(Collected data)

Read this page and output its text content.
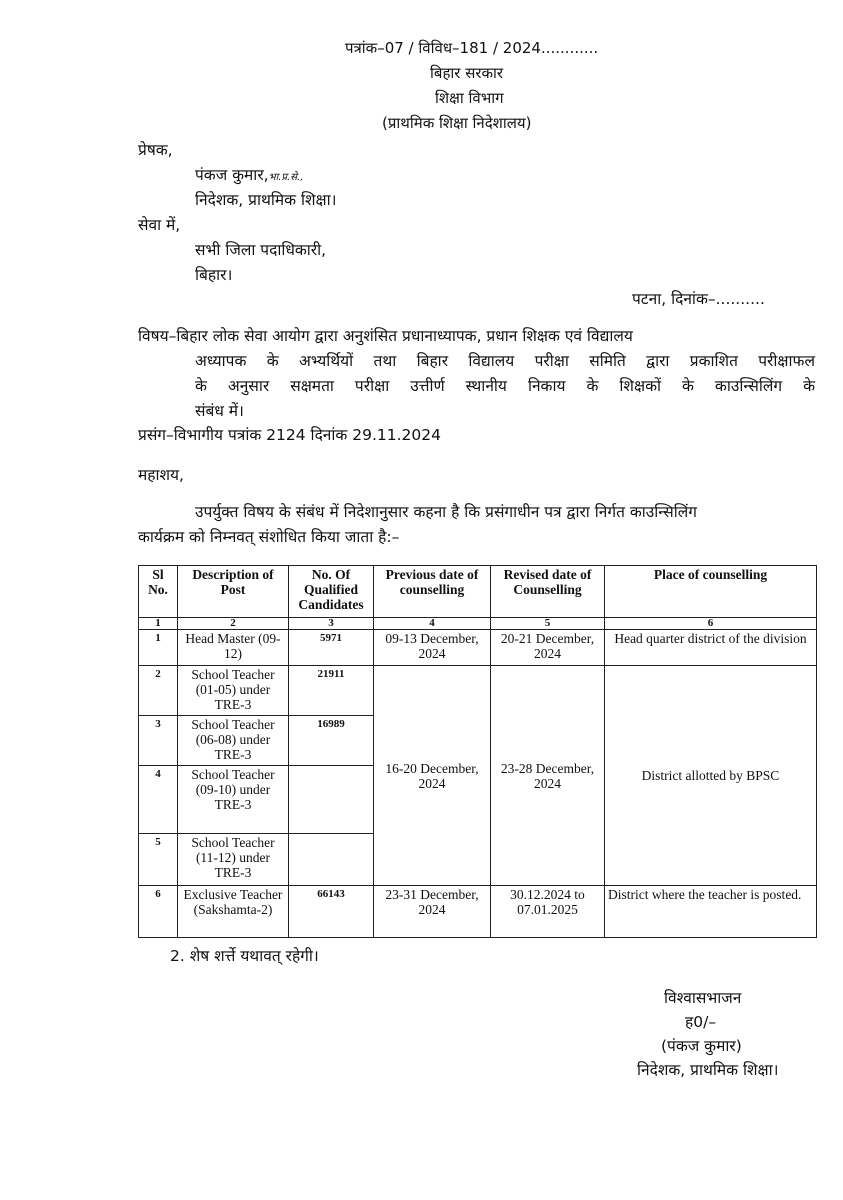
पत्रांक–07 / विविध–181 / 2024............
बिहार सरकार
शिक्षा विभाग
(प्राथमिक शिक्षा निदेशालय)
प्रेषक,
पंकज कुमार,भा.प्र.से.,
निदेशक, प्राथमिक शिक्षा।
सेवा में,
सभी जिला पदाधिकारी,
बिहार।
पटना, दिनांक–..........
विषय–बिहार लोक सेवा आयोग द्वारा अनुशंसित प्रधानाध्यापक, प्रधान शिक्षक एवं विद्यालय
अध्यापक के अभ्यर्थियों तथा बिहार विद्यालय परीक्षा समिति द्वारा प्रकाशित परीक्षाफल
के अनुसार सक्षमता परीक्षा उत्तीर्ण स्थानीय निकाय के शिक्षकों के काउन्सिलिंग के
संबंध में।
प्रसंग–विभागीय पत्रांक 2124 दिनांक 29.11.2024
महाशय,
उपर्युक्त विषय के संबंध में निदेशानुसार कहना है कि प्रसंगाधीन पत्र द्वारा निर्गत काउन्सिलिंग
कार्यक्रम को निम्नवत् संशोधित किया जाता है:–
Sl No.	Description of Post	No. Of Qualified Candidates	Previous date of counselling	Revised date of Counselling	Place of counselling
1	2	3	4	5	6
1	Head Master (09-12)	5971	09-13 December, 2024	20-21 December, 2024	Head quarter district of the division
2	School Teacher (01-05) under TRE-3	21911	16-20 December, 2024	23-28 December, 2024	District allotted by BPSC
3	School Teacher (06-08) under TRE-3	16989			
4	School Teacher (09-10) under TRE-3				
5	School Teacher (11-12) under TRE-3				
6	Exclusive Teacher (Sakshamta-2)	66143	23-31 December, 2024	30.12.2024 to 07.01.2025	District where the teacher is posted.
2. शेष शर्त्ते यथावत् रहेगी।
विश्वासभाजन
ह0/–
(पंकज कुमार)
निदेशक, प्राथमिक शिक्षा।
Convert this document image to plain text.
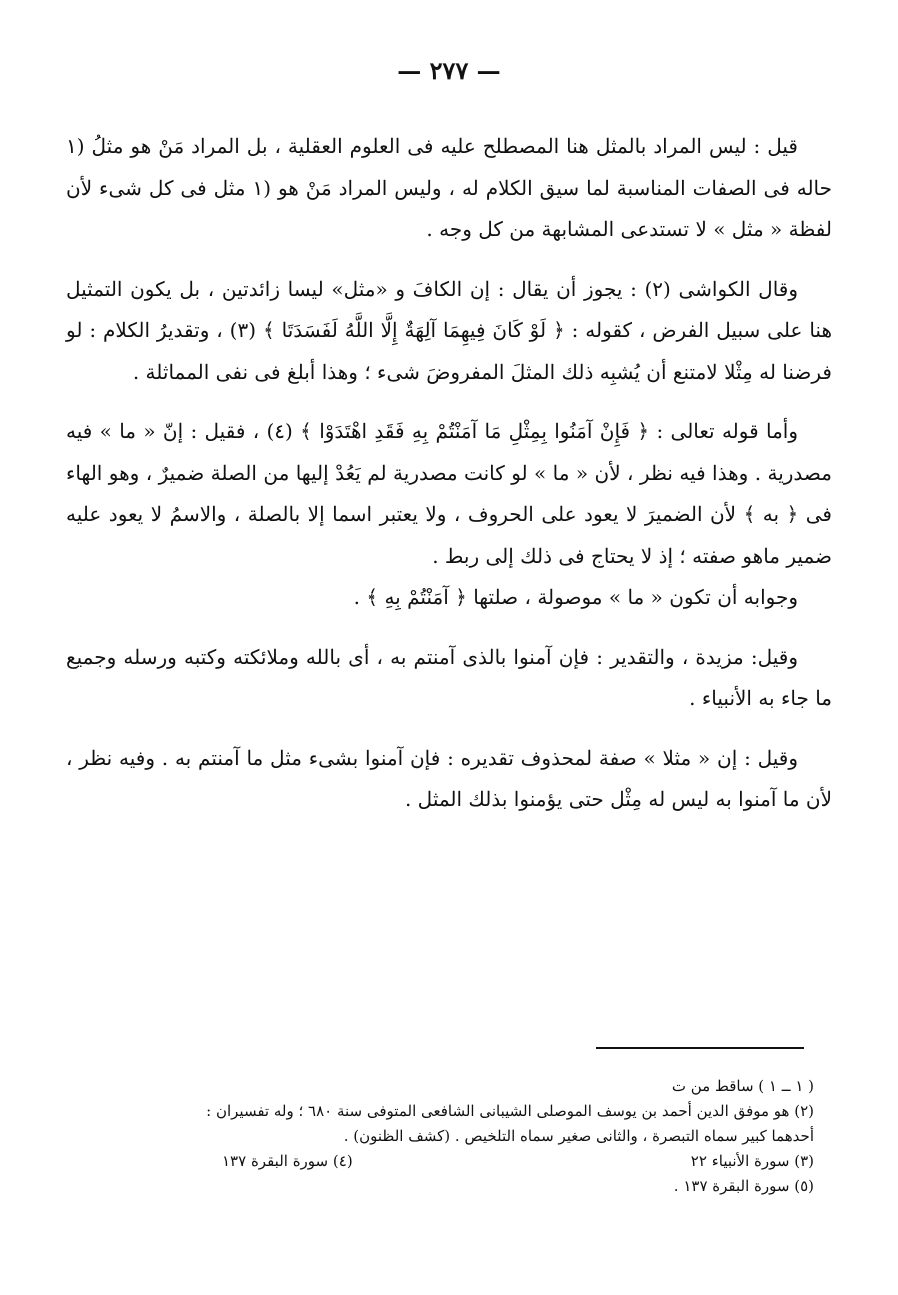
— ٢٧٧ —

قيل : ليس المراد بالمثل هنا المصطلح عليه فى العلوم العقلية ، بل المراد مَنْ هو مثلُ (١ حاله فى الصفات المناسبة لما سيق الكلام له ، وليس المراد مَنْ هو (١ مثل فى كل شىء لأن لفظة « مثل » لا تستدعى المشابهة من كل وجه .

وقال الكواشى (٢) : يجوز أن يقال : إن الكافَ و «مثل» ليسا زائدتين ، بل يكون التمثيل هنا على سبيل الفرض ، كقوله : ﴿ لَوْ كَانَ فِيهِمَا آلِهَةٌ إِلَّا اللَّهُ لَفَسَدَتَا ﴾ (٣) ، وتقديرُ الكلام : لو فرضنا له مِثْلا لامتنع أن يُشبِه ذلك المثلَ المفروضَ شىء ؛ وهذا أبلغ فى نفى المماثلة .

وأما قوله تعالى : ﴿ فَإِنْ آمَنُوا بِمِثْلِ مَا آمَنْتُمْ بِهِ فَقَدِ اهْتَدَوْا ﴾ (٤) ، فقيل : إنّ « ما » فيه مصدرية . وهذا فيه نظر ، لأن « ما » لو كانت مصدرية لم يَعُدْ إليها من الصلة ضميرٌ ، وهو الهاء فى ﴿ به ﴾ لأن الضميرَ لا يعود على الحروف ، ولا يعتبر اسما إلا بالصلة ، والاسمُ لا يعود عليه ضمير ماهو صفته ؛ إذ لا يحتاج فى ذلك إلى ربط .

وجوابه أن تكون « ما » موصولة ، صلتها ﴿ آمَنْتُمْ بِهِ ﴾ .

وقيل: مزيدة ، والتقدير : فإن آمنوا بالذى آمنتم به ، أى بالله وملائكته وكتبه ورسله وجميع ما جاء به الأنبياء .

وقيل : إن « مثلا » صفة لمحذوف تقديره : فإن آمنوا بشىء مثل ما آمنتم به . وفيه نظر ، لأن ما آمنوا به ليس له مِثْل حتى يؤمنوا بذلك المثل .

( ١ ــ ١ ) ساقط من ت

(٢) هو موفق الدين أحمد بن يوسف الموصلى الشيبانى الشافعى المتوفى سنة ٦٨٠ ؛ وله تفسيران :

أحدهما كبير سماه التبصرة ، والثانى صغير سماه التلخيص . (كشف الظنون) .

(٣) سورة الأنبياء ٢٢
(٤) سورة البقرة ١٣٧

(٥) سورة البقرة ١٣٧ .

▶ STATED PROBLEM
Scan the material line by line and report each one that contains "وقيل".

▶ EXPECTED ANSWER
وقيل: مزيدة ، والتقدير : فإن آمنوا بالذى آمنتم به ، أى بالله وملائكته وكتبه ورسله وجميع ما جاء به الأنبياء .
وقيل : إن « مثلا » صفة لمحذوف تقديره : فإن آمنوا بشىء مثل ما آمنتم به . وفيه نظر ، لأن ما آمنوا به ليس له مِثْل حتى يؤمنوا بذلك المثل .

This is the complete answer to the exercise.